───── Provided records
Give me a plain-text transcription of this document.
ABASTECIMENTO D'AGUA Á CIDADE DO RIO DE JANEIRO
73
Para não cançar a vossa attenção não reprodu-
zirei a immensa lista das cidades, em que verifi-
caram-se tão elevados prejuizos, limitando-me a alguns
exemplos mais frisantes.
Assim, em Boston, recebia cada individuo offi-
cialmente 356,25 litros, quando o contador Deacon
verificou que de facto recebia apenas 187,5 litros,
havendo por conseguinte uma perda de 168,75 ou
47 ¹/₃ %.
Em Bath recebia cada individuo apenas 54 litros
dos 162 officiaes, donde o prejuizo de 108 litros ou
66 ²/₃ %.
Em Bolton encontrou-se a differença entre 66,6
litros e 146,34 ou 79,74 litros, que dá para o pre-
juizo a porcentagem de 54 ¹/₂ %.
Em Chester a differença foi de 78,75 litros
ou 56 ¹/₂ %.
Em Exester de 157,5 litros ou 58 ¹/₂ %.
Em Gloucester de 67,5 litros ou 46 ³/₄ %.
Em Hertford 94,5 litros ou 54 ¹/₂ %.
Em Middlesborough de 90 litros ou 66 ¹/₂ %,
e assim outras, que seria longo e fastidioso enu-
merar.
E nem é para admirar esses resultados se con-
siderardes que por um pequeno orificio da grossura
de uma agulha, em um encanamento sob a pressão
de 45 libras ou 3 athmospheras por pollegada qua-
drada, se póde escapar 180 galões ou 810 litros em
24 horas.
──────────
- _Task_: Write all of the records out again exactly.

- _Task solution_:
Give me a plain-text transcription of this document.
ABASTECIMENTO D'AGUA Á CIDADE DO RIO DE JANEIRO
73
Para não cançar a vossa attenção não reprodu-
zirei a immensa lista das cidades, em que verifi-
caram-se tão elevados prejuizos, limitando-me a alguns
exemplos mais frisantes.
Assim, em Boston, recebia cada individuo offi-
cialmente 356,25 litros, quando o contador Deacon
verificou que de facto recebia apenas 187,5 litros,
havendo por conseguinte uma perda de 168,75 ou
47 ¹/₃ %.
Em Bath recebia cada individuo apenas 54 litros
dos 162 officiaes, donde o prejuizo de 108 litros ou
66 ²/₃ %.
Em Bolton encontrou-se a differença entre 66,6
litros e 146,34 ou 79,74 litros, que dá para o pre-
juizo a porcentagem de 54 ¹/₂ %.
Em Chester a differença foi de 78,75 litros
ou 56 ¹/₂ %.
Em Exester de 157,5 litros ou 58 ¹/₂ %.
Em Gloucester de 67,5 litros ou 46 ³/₄ %.
Em Hertford 94,5 litros ou 54 ¹/₂ %.
Em Middlesborough de 90 litros ou 66 ¹/₂ %,
e assim outras, que seria longo e fastidioso enu-
merar.
E nem é para admirar esses resultados se con-
siderardes que por um pequeno orificio da grossura
de uma agulha, em um encanamento sob a pressão
de 45 libras ou 3 athmospheras por pollegada qua-
drada, se póde escapar 180 galões ou 810 litros em
24 horas.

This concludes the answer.